**Written request:** Below are the records; locate each line with the word "Mountain" and copy it.

═════ Material supplied ═════

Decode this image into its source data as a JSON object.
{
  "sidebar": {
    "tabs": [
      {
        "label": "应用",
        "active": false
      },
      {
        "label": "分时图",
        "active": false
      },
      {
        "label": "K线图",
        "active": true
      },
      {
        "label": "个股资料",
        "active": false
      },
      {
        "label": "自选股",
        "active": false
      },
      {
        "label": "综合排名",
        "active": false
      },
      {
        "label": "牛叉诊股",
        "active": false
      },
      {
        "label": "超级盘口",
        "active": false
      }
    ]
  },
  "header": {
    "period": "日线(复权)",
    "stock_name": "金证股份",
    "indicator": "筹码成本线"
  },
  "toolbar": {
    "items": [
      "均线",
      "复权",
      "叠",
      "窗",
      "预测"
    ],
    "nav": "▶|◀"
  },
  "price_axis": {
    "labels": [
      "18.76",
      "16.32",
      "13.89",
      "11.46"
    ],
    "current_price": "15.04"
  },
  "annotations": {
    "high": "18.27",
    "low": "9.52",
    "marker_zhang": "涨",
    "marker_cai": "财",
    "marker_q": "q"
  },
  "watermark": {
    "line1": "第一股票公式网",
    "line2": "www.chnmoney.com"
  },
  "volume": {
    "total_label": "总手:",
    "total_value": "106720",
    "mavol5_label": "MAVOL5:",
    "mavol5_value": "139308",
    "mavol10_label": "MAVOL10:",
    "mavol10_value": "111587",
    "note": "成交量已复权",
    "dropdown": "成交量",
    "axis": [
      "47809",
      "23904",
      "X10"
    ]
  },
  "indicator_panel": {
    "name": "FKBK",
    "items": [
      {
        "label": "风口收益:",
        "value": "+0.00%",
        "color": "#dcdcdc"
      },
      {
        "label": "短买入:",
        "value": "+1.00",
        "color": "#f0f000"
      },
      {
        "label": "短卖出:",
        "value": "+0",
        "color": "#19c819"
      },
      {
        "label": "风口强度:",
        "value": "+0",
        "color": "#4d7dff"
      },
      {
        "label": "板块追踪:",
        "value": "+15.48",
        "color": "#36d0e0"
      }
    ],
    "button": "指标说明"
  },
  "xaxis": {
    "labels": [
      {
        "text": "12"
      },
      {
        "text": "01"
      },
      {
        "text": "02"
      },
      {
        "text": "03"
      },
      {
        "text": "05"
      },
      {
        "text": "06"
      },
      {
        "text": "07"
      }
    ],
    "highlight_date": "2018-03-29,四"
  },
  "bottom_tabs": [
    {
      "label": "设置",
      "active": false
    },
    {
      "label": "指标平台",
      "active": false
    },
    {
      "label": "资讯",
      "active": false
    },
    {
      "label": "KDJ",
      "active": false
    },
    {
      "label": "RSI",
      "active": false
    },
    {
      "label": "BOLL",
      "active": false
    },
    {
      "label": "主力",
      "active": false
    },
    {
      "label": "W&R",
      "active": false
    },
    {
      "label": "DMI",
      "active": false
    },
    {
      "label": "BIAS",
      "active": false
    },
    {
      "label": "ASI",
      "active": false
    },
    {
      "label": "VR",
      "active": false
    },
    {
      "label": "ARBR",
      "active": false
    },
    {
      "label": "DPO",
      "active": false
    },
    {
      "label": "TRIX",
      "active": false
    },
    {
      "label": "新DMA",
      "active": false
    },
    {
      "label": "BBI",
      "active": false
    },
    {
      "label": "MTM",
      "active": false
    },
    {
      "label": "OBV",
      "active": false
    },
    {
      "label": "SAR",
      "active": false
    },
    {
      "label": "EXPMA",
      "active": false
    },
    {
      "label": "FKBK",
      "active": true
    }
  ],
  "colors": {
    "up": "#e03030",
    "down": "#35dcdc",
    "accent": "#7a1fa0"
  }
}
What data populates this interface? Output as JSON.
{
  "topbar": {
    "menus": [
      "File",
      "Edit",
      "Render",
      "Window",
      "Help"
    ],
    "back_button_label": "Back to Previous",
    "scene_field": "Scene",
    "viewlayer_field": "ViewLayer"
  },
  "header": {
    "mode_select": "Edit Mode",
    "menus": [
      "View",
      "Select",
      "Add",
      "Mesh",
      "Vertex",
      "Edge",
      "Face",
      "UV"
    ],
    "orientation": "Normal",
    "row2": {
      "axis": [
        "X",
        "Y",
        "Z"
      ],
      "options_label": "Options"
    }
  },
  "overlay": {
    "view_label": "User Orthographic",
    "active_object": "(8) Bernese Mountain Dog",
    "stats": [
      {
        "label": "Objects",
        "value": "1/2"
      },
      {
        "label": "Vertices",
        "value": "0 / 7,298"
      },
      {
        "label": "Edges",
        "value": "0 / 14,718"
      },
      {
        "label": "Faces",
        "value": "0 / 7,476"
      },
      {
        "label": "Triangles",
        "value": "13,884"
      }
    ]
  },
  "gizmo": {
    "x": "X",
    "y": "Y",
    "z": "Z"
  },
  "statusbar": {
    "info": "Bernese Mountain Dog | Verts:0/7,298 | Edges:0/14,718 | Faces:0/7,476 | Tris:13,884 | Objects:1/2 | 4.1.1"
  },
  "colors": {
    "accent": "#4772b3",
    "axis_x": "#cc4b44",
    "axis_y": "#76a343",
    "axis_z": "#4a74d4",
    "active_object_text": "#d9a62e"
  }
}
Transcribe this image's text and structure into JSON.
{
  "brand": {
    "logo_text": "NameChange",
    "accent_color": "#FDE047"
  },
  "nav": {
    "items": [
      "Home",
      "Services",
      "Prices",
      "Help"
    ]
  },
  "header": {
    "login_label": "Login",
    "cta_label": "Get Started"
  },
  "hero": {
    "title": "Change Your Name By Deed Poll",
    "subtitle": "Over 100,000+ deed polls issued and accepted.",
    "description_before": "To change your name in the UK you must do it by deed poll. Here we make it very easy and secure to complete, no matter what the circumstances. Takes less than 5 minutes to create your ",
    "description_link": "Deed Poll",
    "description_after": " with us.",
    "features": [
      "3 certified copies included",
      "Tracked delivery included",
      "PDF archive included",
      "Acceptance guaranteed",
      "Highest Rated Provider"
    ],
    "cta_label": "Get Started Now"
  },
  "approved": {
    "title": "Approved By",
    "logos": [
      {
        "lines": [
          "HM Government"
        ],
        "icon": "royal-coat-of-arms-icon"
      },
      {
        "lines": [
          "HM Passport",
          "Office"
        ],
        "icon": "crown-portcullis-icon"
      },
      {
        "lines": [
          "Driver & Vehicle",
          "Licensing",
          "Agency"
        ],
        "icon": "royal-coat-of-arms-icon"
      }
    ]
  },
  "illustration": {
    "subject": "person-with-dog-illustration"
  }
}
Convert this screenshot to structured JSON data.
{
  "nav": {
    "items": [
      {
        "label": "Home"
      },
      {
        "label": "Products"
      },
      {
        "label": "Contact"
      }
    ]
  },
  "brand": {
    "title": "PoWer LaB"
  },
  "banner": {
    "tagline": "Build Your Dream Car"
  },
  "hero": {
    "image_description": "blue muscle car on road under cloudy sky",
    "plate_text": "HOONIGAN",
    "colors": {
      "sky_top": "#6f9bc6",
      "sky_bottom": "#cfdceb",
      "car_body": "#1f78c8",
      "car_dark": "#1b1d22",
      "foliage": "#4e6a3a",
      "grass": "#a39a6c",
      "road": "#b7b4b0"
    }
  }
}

═════

**Task solution:**
    "active_object": "(8) Bernese Mountain Dog",
    "info": "Bernese Mountain Dog | Verts:0/7,298 | Edges:0/14,718 | Faces:0/7,476 | Tris:13,884 | Objects:1/2 | 4.1.1"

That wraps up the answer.